• Set task: Write out the data below exactly as given, without any of its pictures.

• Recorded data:
==*==

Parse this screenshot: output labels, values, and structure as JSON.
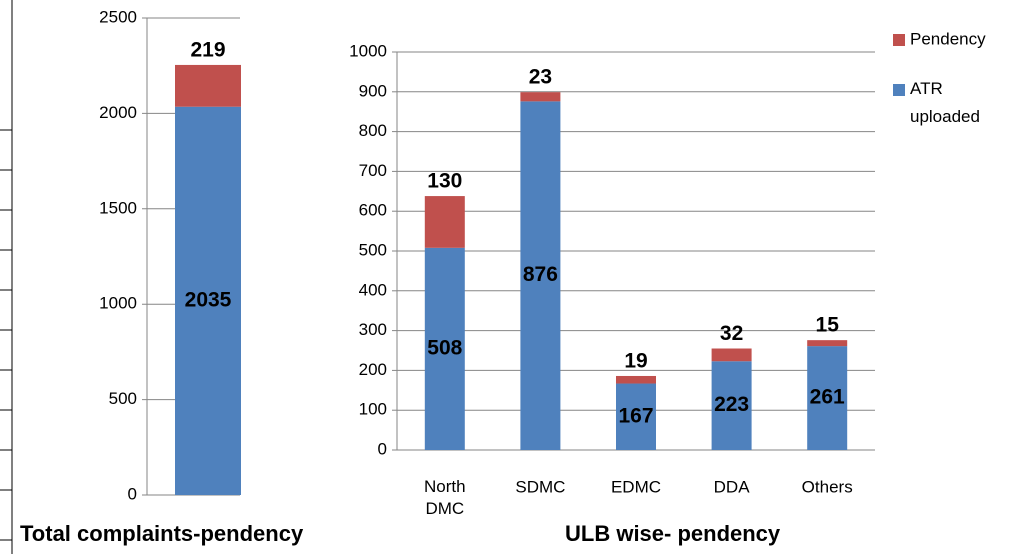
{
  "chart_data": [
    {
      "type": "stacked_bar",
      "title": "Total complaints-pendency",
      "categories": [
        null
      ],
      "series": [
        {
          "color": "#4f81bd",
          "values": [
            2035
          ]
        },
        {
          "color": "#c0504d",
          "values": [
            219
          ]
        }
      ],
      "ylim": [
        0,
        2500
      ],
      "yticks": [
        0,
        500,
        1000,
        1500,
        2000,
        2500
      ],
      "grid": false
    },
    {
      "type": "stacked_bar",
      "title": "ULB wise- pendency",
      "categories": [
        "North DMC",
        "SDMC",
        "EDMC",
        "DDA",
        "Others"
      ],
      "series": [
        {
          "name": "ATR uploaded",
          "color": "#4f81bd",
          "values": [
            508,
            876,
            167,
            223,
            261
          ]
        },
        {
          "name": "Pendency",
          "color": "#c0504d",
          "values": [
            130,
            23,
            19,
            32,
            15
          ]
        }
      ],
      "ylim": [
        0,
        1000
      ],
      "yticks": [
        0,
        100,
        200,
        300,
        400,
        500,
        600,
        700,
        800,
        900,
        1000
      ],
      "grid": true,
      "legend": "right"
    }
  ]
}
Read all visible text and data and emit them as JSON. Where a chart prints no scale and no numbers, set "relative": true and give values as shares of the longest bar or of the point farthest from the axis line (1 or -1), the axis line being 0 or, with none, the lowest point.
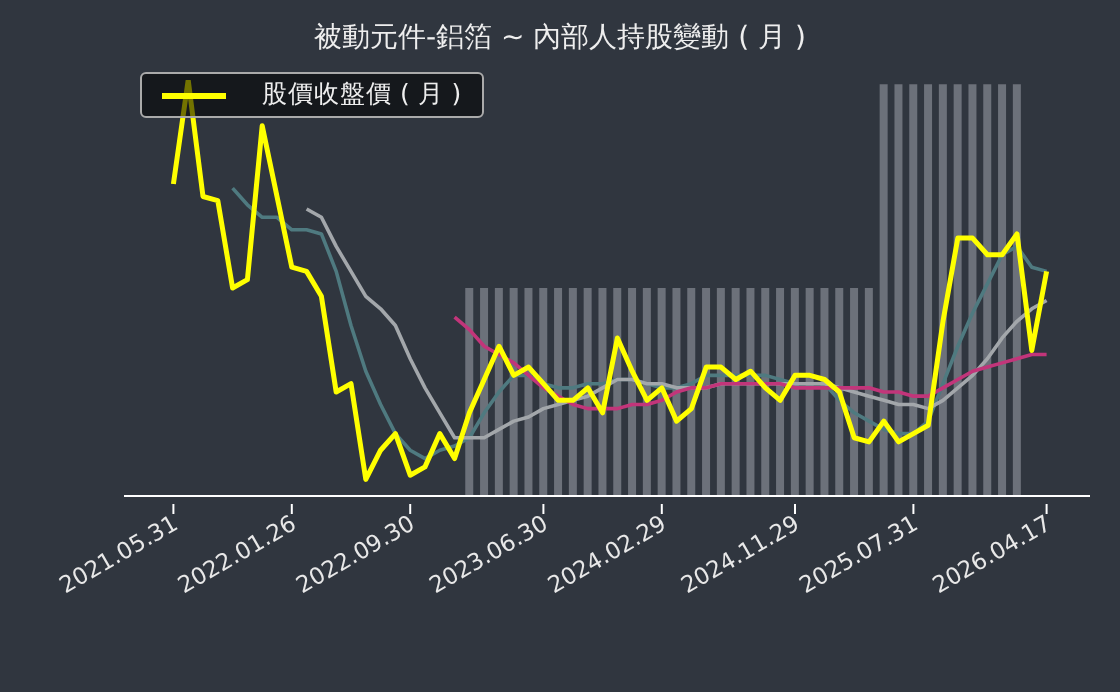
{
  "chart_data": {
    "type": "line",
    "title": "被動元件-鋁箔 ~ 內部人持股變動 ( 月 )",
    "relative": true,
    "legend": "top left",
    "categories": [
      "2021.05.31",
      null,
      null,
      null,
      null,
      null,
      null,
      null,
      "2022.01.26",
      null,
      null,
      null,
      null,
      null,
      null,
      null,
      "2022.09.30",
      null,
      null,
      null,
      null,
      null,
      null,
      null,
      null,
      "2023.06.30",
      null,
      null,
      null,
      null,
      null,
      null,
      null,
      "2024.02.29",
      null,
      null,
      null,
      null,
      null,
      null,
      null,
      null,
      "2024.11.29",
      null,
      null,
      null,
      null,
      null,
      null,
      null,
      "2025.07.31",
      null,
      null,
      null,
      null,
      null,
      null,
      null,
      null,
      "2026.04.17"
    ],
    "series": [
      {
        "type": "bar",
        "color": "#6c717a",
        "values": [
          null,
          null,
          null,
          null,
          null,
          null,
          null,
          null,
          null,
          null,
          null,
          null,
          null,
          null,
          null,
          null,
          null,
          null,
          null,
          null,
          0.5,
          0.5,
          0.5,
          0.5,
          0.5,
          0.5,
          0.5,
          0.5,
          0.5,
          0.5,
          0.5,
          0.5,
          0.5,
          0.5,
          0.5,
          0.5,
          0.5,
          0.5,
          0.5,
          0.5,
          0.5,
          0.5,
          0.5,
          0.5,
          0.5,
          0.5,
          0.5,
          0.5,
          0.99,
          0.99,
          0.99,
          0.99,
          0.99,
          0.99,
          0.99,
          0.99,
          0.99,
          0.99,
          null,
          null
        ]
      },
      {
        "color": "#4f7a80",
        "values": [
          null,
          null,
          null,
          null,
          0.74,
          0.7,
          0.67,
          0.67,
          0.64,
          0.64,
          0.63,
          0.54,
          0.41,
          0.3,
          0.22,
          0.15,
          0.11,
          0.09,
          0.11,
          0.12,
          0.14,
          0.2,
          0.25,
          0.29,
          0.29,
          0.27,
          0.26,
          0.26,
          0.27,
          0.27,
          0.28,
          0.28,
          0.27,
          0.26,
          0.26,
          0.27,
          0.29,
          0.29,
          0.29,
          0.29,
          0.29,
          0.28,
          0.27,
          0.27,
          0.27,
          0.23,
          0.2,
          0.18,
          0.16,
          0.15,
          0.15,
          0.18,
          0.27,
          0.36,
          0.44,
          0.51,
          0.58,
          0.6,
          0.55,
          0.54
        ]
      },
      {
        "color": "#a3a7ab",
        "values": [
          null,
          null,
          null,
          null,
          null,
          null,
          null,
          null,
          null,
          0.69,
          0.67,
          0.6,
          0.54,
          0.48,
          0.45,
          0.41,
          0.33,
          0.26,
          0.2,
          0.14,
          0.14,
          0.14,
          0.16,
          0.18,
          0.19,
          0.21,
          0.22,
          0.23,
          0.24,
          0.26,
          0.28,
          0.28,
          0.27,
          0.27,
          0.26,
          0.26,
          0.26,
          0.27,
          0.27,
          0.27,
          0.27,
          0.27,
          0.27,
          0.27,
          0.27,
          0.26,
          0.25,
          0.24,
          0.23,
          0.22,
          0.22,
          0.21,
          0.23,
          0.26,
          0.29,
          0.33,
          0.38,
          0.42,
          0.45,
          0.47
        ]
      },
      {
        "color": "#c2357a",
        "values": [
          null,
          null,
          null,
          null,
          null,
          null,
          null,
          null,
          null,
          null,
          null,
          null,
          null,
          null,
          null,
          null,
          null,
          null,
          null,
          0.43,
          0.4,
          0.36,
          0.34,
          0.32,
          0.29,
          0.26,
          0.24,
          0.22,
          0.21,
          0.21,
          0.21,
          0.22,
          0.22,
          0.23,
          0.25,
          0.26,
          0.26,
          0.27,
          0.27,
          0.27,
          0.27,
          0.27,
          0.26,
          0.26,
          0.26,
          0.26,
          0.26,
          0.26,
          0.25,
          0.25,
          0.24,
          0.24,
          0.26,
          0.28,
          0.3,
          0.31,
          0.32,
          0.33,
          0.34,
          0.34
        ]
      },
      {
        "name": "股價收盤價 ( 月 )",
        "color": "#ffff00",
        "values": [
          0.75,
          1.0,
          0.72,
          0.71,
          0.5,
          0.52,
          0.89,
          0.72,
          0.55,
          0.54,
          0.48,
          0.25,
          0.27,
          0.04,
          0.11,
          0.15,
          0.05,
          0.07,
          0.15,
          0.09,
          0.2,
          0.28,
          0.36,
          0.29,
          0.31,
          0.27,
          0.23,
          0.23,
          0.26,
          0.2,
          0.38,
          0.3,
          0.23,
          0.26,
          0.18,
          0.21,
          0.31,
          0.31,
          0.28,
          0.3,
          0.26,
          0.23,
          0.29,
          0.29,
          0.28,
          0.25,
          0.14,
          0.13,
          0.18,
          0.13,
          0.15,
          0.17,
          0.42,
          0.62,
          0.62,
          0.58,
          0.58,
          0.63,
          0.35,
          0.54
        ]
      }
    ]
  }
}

==*==

• Result:
Parse this screenshot: output labels, values, and structure as JSON.
{
  "chart_data": [
    {
      "type": "stacked_bar",
      "title": "Total complaints-pendency",
      "categories": [
        null
      ],
      "series": [
        {
          "color": "#4f81bd",
          "values": [
            2035
          ]
        },
        {
          "color": "#c0504d",
          "values": [
            219
          ]
        }
      ],
      "ylim": [
        0,
        2500
      ],
      "yticks": [
        0,
        500,
        1000,
        1500,
        2000,
        2500
      ],
      "grid": false
    },
    {
      "type": "stacked_bar",
      "title": "ULB wise- pendency",
      "categories": [
        "North DMC",
        "SDMC",
        "EDMC",
        "DDA",
        "Others"
      ],
      "series": [
        {
          "name": "ATR uploaded",
          "color": "#4f81bd",
          "values": [
            508,
            876,
            167,
            223,
            261
          ]
        },
        {
          "name": "Pendency",
          "color": "#c0504d",
          "values": [
            130,
            23,
            19,
            32,
            15
          ]
        }
      ],
      "ylim": [
        0,
        1000
      ],
      "yticks": [
        0,
        100,
        200,
        300,
        400,
        500,
        600,
        700,
        800,
        900,
        1000
      ],
      "grid": true,
      "legend": "right"
    }
  ]
}
Read all visible text and data and emit them as JSON. Where a chart prints no scale and no numbers, set "relative": true and give values as shares of the longest bar or of the point farthest from the axis line (1 or -1), the axis line being 0 or, with none, the lowest point.
{
  "chart_data": {
    "type": "line",
    "title": "被動元件-鋁箔 ~ 內部人持股變動 ( 月 )",
    "relative": true,
    "legend": "top left",
    "categories": [
      "2021.05.31",
      null,
      null,
      null,
      null,
      null,
      null,
      null,
      "2022.01.26",
      null,
      null,
      null,
      null,
      null,
      null,
      null,
      "2022.09.30",
      null,
      null,
      null,
      null,
      null,
      null,
      null,
      null,
      "2023.06.30",
      null,
      null,
      null,
      null,
      null,
      null,
      null,
      "2024.02.29",
      null,
      null,
      null,
      null,
      null,
      null,
      null,
      null,
      "2024.11.29",
      null,
      null,
      null,
      null,
      null,
      null,
      null,
      "2025.07.31",
      null,
      null,
      null,
      null,
      null,
      null,
      null,
      null,
      "2026.04.17"
    ],
    "series": [
      {
        "type": "bar",
        "color": "#6c717a",
        "values": [
          null,
          null,
          null,
          null,
          null,
          null,
          null,
          null,
          null,
          null,
          null,
          null,
          null,
          null,
          null,
          null,
          null,
          null,
          null,
          null,
          0.5,
          0.5,
          0.5,
          0.5,
          0.5,
          0.5,
          0.5,
          0.5,
          0.5,
          0.5,
          0.5,
          0.5,
          0.5,
          0.5,
          0.5,
          0.5,
          0.5,
          0.5,
          0.5,
          0.5,
          0.5,
          0.5,
          0.5,
          0.5,
          0.5,
          0.5,
          0.5,
          0.5,
          0.99,
          0.99,
          0.99,
          0.99,
          0.99,
          0.99,
          0.99,
          0.99,
          0.99,
          0.99,
          null,
          null
        ]
      },
      {
        "color": "#4f7a80",
        "values": [
          null,
          null,
          null,
          null,
          0.74,
          0.7,
          0.67,
          0.67,
          0.64,
          0.64,
          0.63,
          0.54,
          0.41,
          0.3,
          0.22,
          0.15,
          0.11,
          0.09,
          0.11,
          0.12,
          0.14,
          0.2,
          0.25,
          0.29,
          0.29,
          0.27,
          0.26,
          0.26,
          0.27,
          0.27,
          0.28,
          0.28,
          0.27,
          0.26,
          0.26,
          0.27,
          0.29,
          0.29,
          0.29,
          0.29,
          0.29,
          0.28,
          0.27,
          0.27,
          0.27,
          0.23,
          0.2,
          0.18,
          0.16,
          0.15,
          0.15,
          0.18,
          0.27,
          0.36,
          0.44,
          0.51,
          0.58,
          0.6,
          0.55,
          0.54
        ]
      },
      {
        "color": "#a3a7ab",
        "values": [
          null,
          null,
          null,
          null,
          null,
          null,
          null,
          null,
          null,
          0.69,
          0.67,
          0.6,
          0.54,
          0.48,
          0.45,
          0.41,
          0.33,
          0.26,
          0.2,
          0.14,
          0.14,
          0.14,
          0.16,
          0.18,
          0.19,
          0.21,
          0.22,
          0.23,
          0.24,
          0.26,
          0.28,
          0.28,
          0.27,
          0.27,
          0.26,
          0.26,
          0.26,
          0.27,
          0.27,
          0.27,
          0.27,
          0.27,
          0.27,
          0.27,
          0.27,
          0.26,
          0.25,
          0.24,
          0.23,
          0.22,
          0.22,
          0.21,
          0.23,
          0.26,
          0.29,
          0.33,
          0.38,
          0.42,
          0.45,
          0.47
        ]
      },
      {
        "color": "#c2357a",
        "values": [
          null,
          null,
          null,
          null,
          null,
          null,
          null,
          null,
          null,
          null,
          null,
          null,
          null,
          null,
          null,
          null,
          null,
          null,
          null,
          0.43,
          0.4,
          0.36,
          0.34,
          0.32,
          0.29,
          0.26,
          0.24,
          0.22,
          0.21,
          0.21,
          0.21,
          0.22,
          0.22,
          0.23,
          0.25,
          0.26,
          0.26,
          0.27,
          0.27,
          0.27,
          0.27,
          0.27,
          0.26,
          0.26,
          0.26,
          0.26,
          0.26,
          0.26,
          0.25,
          0.25,
          0.24,
          0.24,
          0.26,
          0.28,
          0.3,
          0.31,
          0.32,
          0.33,
          0.34,
          0.34
        ]
      },
      {
        "name": "股價收盤價 ( 月 )",
        "color": "#ffff00",
        "values": [
          0.75,
          1.0,
          0.72,
          0.71,
          0.5,
          0.52,
          0.89,
          0.72,
          0.55,
          0.54,
          0.48,
          0.25,
          0.27,
          0.04,
          0.11,
          0.15,
          0.05,
          0.07,
          0.15,
          0.09,
          0.2,
          0.28,
          0.36,
          0.29,
          0.31,
          0.27,
          0.23,
          0.23,
          0.26,
          0.2,
          0.38,
          0.3,
          0.23,
          0.26,
          0.18,
          0.21,
          0.31,
          0.31,
          0.28,
          0.3,
          0.26,
          0.23,
          0.29,
          0.29,
          0.28,
          0.25,
          0.14,
          0.13,
          0.18,
          0.13,
          0.15,
          0.17,
          0.42,
          0.62,
          0.62,
          0.58,
          0.58,
          0.63,
          0.35,
          0.54
        ]
      }
    ]
  }
}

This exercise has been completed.